[YOUR GOAL]
Find each line with the string "JSON" and report it.

(Items from a figure collection)
=-=-=-=-=
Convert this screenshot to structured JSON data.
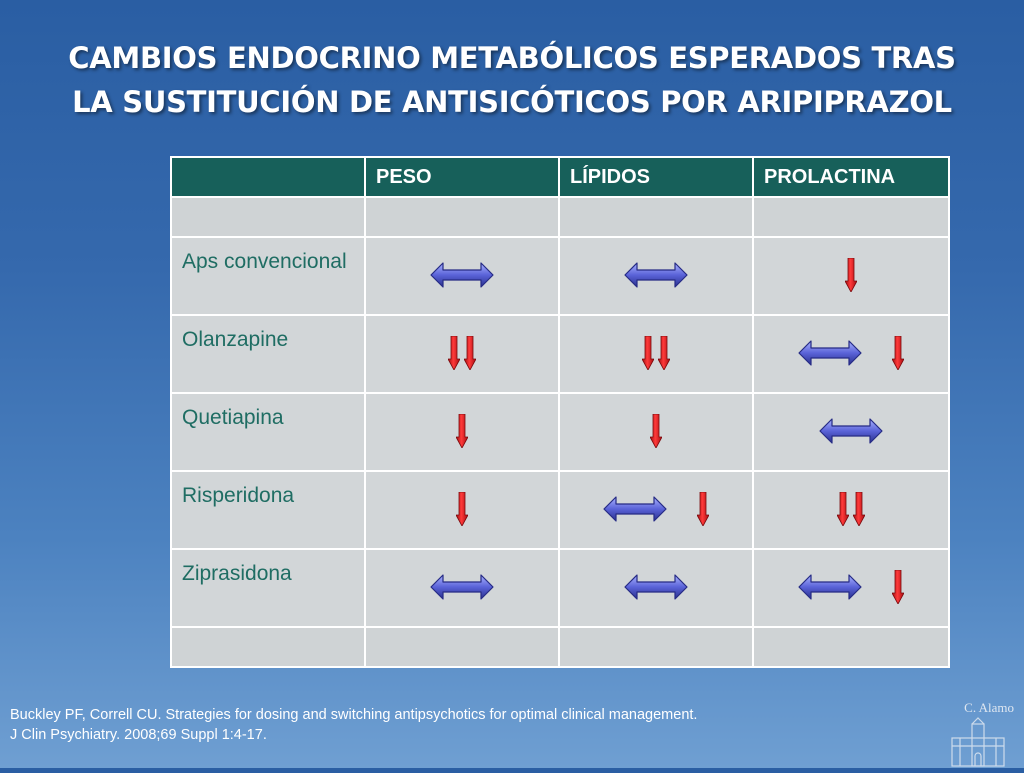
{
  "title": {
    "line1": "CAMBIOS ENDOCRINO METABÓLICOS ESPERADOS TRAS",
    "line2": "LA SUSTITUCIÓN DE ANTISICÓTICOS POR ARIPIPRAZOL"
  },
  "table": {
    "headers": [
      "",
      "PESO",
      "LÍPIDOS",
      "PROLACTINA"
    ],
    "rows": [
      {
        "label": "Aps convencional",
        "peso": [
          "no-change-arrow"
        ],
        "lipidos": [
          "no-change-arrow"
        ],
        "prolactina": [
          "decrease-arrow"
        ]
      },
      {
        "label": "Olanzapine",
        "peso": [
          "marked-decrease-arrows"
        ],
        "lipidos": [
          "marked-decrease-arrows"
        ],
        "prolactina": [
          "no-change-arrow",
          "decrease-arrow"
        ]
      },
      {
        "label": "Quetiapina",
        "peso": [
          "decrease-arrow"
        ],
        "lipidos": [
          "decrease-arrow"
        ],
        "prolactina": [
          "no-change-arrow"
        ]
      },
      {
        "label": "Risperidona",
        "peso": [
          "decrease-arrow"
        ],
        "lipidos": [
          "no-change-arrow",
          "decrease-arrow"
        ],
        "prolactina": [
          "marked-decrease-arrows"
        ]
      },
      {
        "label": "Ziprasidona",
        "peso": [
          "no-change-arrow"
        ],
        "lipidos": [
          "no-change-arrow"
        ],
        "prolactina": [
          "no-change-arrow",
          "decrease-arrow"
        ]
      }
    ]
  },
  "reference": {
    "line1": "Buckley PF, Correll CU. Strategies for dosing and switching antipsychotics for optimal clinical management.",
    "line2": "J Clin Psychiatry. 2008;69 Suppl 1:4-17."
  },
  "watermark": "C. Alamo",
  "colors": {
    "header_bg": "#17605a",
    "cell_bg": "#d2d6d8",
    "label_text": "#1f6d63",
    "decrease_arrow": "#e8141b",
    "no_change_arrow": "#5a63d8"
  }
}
=-=-=-=-=
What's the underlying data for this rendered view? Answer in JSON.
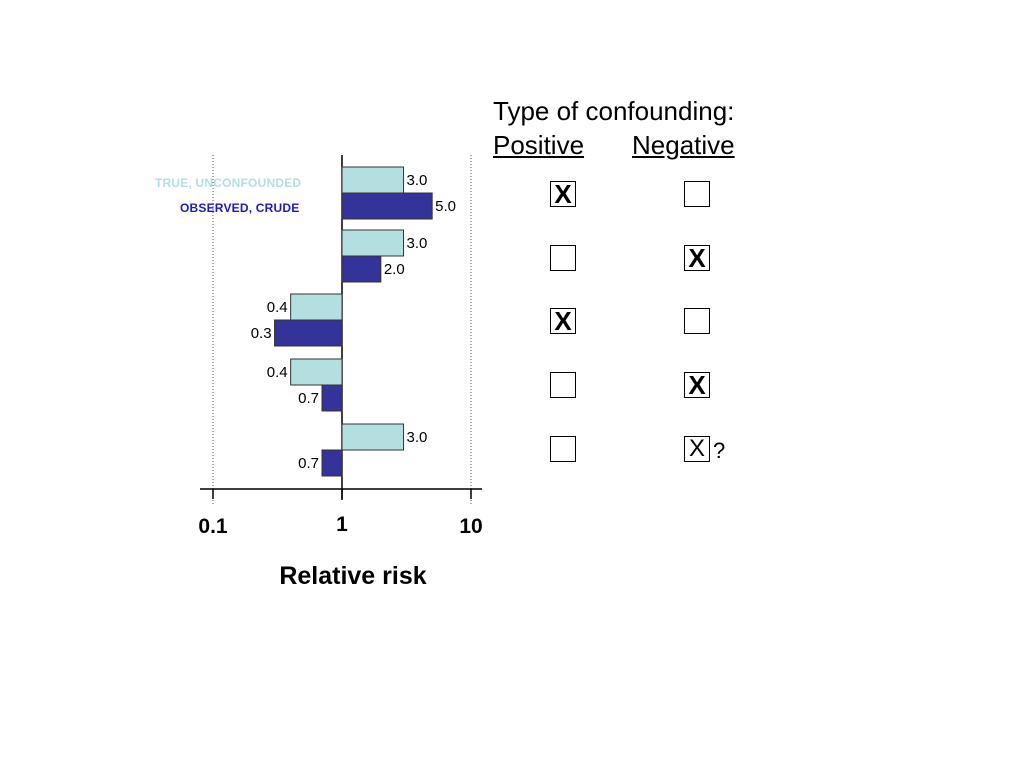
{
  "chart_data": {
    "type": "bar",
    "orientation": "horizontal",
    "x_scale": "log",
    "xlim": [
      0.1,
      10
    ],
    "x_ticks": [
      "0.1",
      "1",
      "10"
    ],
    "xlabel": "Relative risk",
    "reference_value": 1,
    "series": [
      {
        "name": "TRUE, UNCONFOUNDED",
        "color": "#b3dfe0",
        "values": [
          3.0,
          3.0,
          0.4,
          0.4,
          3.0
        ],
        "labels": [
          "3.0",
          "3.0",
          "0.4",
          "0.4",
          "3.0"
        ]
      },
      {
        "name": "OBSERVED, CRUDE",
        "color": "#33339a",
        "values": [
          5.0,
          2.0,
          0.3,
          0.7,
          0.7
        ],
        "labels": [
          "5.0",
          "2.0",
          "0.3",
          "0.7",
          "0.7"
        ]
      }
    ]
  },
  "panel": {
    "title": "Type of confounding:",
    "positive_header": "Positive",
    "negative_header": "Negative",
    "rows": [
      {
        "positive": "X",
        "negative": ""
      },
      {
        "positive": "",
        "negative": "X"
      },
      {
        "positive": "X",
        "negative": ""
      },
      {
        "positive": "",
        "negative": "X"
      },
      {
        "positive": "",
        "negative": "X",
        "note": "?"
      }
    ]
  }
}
=-=-=-=-=
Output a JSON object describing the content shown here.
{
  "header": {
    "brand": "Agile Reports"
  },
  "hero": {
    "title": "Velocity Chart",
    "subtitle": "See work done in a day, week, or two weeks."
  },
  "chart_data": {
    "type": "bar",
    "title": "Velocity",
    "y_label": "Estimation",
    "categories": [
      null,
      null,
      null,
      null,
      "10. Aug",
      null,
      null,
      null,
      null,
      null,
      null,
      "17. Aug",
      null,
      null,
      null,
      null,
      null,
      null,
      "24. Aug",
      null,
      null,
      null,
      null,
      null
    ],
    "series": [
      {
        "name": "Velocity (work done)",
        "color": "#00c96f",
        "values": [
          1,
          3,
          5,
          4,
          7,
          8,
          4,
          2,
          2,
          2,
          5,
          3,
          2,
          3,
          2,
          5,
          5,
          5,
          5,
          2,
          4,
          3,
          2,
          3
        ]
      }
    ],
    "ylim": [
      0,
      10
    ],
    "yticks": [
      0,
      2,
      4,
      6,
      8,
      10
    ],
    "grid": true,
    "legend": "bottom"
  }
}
=-=-=-=-=
[TASK RESPONSE]
Convert this screenshot to structured JSON data.
What's the underlying data for this rendered view? Answer in JSON.
Output a JSON object describing the content shown here.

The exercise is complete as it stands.